_Records from a data source_:
▼▼▼

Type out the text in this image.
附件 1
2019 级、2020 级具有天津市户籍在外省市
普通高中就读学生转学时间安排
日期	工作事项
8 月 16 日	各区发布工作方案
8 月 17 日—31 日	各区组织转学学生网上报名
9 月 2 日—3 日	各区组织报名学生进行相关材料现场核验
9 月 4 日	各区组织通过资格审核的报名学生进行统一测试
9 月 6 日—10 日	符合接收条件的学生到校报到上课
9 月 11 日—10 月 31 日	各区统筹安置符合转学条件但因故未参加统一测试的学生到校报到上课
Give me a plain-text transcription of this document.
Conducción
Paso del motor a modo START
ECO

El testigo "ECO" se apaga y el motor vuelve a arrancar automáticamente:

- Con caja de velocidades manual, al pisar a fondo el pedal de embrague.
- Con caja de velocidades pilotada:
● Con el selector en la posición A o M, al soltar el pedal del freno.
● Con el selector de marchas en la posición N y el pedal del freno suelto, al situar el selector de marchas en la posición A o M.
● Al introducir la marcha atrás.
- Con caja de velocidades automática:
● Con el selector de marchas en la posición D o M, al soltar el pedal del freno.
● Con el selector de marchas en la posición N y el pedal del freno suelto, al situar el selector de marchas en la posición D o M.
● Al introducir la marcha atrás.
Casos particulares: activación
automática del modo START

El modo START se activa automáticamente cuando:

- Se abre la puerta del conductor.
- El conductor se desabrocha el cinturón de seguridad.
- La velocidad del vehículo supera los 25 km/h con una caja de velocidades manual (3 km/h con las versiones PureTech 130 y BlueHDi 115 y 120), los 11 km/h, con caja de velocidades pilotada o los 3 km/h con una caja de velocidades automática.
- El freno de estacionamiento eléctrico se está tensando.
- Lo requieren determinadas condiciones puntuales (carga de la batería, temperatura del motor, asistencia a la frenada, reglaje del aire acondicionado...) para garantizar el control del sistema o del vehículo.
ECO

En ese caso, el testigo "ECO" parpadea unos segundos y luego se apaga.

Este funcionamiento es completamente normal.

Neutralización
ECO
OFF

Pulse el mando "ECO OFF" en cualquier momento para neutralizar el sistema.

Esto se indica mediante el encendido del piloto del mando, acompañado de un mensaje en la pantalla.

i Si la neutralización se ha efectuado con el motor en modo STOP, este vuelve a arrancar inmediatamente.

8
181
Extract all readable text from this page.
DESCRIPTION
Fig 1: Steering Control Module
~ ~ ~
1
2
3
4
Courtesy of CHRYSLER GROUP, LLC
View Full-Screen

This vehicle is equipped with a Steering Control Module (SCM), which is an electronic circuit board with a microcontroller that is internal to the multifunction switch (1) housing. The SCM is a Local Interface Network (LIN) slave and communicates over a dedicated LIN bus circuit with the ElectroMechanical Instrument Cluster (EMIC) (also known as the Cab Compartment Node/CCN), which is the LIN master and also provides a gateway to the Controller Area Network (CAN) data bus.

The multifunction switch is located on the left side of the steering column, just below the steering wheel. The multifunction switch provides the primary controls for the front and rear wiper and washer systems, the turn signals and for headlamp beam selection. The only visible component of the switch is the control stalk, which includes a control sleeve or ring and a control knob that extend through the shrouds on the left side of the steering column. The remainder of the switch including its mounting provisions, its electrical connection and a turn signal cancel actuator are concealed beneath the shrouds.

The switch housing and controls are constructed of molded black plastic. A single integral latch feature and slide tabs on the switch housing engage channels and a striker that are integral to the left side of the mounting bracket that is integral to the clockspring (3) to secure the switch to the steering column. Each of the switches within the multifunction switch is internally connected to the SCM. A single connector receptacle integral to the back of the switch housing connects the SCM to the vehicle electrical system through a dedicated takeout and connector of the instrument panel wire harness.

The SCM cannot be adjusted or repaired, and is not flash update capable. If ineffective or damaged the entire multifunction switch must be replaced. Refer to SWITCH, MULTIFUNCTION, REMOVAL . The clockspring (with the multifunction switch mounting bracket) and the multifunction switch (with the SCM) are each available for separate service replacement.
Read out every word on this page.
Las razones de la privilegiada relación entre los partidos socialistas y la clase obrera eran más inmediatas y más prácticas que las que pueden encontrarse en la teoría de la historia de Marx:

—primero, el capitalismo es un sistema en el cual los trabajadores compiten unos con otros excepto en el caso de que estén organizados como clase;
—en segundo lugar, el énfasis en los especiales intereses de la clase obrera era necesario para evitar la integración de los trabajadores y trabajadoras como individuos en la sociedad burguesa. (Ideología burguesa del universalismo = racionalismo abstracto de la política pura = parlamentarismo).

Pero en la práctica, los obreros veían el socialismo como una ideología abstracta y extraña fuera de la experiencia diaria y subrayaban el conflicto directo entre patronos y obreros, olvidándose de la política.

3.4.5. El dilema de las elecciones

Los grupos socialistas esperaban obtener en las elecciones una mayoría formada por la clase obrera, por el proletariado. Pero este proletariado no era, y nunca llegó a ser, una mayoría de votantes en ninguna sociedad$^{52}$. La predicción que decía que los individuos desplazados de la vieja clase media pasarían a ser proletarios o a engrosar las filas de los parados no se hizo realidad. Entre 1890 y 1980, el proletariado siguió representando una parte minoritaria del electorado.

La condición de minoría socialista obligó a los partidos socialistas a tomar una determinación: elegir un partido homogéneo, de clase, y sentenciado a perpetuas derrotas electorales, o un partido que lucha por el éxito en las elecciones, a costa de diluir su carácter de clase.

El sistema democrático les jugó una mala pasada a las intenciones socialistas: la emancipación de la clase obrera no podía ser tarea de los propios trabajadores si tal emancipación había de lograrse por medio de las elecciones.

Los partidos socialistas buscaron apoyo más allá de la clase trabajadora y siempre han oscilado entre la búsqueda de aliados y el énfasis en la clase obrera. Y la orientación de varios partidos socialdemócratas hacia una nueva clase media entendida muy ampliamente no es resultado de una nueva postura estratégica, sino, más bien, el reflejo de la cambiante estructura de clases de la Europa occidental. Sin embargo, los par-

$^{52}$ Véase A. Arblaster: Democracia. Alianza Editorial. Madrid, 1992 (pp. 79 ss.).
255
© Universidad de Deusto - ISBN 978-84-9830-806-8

▲▲▲

_GOAL_:
Pull every line containing the word "automáticamente" out of the entries above.

_TASK RESPONSE_:
El testigo "ECO" se apaga y el motor vuelve a arrancar automáticamente:
El modo START se activa automáticamente cuando:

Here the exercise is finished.